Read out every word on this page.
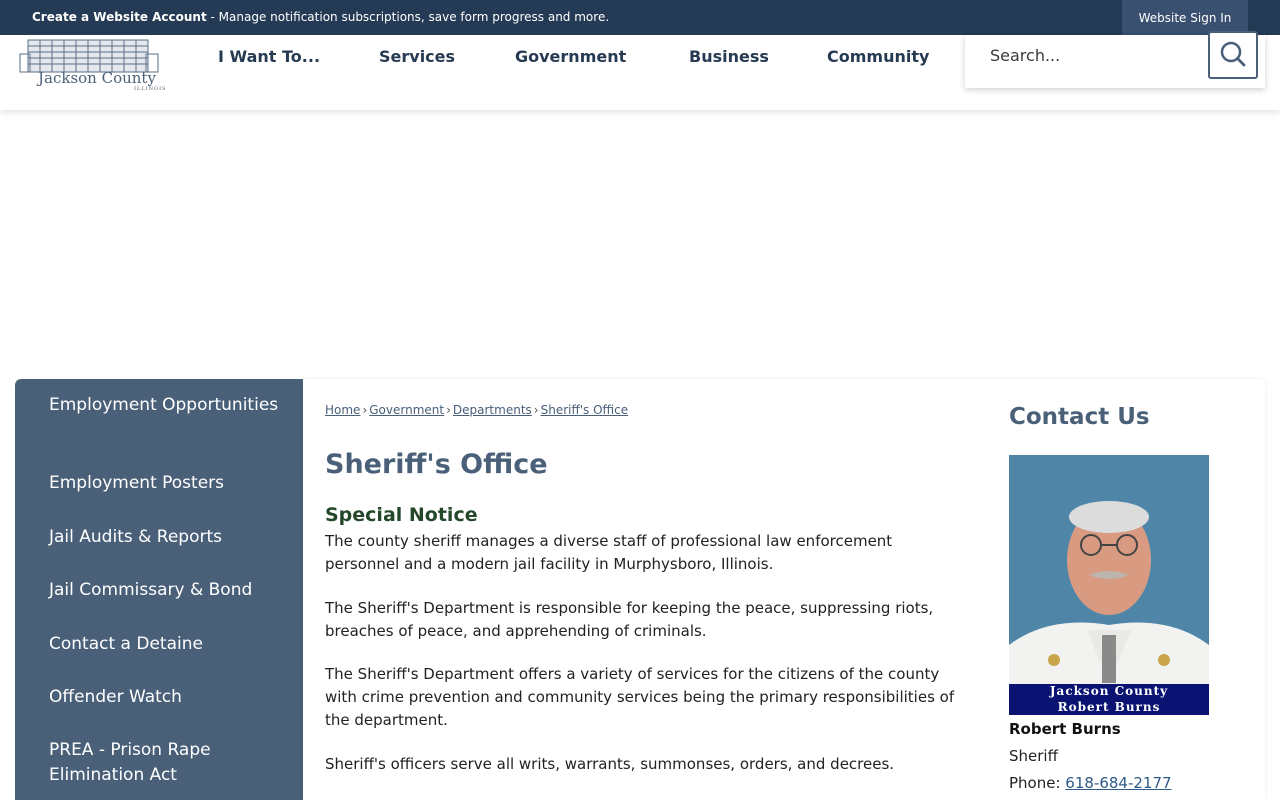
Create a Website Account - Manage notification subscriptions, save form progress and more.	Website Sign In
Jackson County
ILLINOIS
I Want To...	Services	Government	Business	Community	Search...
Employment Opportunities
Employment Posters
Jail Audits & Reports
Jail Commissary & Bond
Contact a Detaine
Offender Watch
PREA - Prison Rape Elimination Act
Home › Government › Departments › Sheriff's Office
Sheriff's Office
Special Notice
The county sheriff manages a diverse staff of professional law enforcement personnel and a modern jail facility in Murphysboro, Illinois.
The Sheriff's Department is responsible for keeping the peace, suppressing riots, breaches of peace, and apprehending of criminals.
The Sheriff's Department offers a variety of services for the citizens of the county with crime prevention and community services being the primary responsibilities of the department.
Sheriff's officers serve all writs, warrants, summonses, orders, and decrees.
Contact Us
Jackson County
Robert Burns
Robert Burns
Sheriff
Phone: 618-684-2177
...
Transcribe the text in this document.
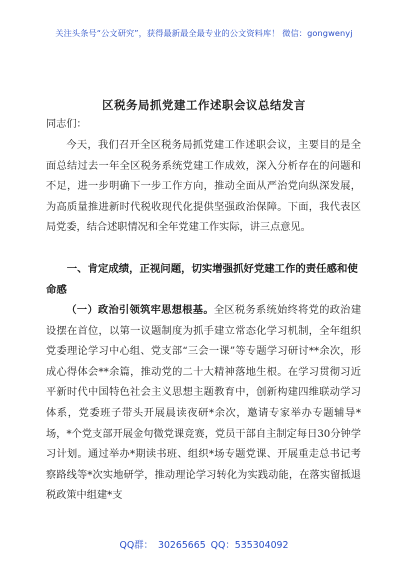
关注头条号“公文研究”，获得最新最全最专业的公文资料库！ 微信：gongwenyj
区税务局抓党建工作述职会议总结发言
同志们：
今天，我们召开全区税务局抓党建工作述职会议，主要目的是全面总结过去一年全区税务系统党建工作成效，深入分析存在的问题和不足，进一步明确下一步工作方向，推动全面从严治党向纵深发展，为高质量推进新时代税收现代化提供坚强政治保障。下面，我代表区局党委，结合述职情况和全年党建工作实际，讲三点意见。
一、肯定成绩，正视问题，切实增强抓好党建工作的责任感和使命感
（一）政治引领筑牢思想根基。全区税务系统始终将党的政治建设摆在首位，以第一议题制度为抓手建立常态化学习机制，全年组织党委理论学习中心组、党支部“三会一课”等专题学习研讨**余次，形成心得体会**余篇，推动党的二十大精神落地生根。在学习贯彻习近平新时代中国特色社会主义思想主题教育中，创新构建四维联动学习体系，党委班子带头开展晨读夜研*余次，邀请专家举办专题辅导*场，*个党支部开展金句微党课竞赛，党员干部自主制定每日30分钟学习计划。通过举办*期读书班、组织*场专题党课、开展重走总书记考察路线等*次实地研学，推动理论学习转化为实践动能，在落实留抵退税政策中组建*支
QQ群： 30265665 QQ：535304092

:: INSTRUCTION ::
Determine the number of lines where the string "this" occurs, and give that number only.

:: EXERCISE OUTPUT ::
2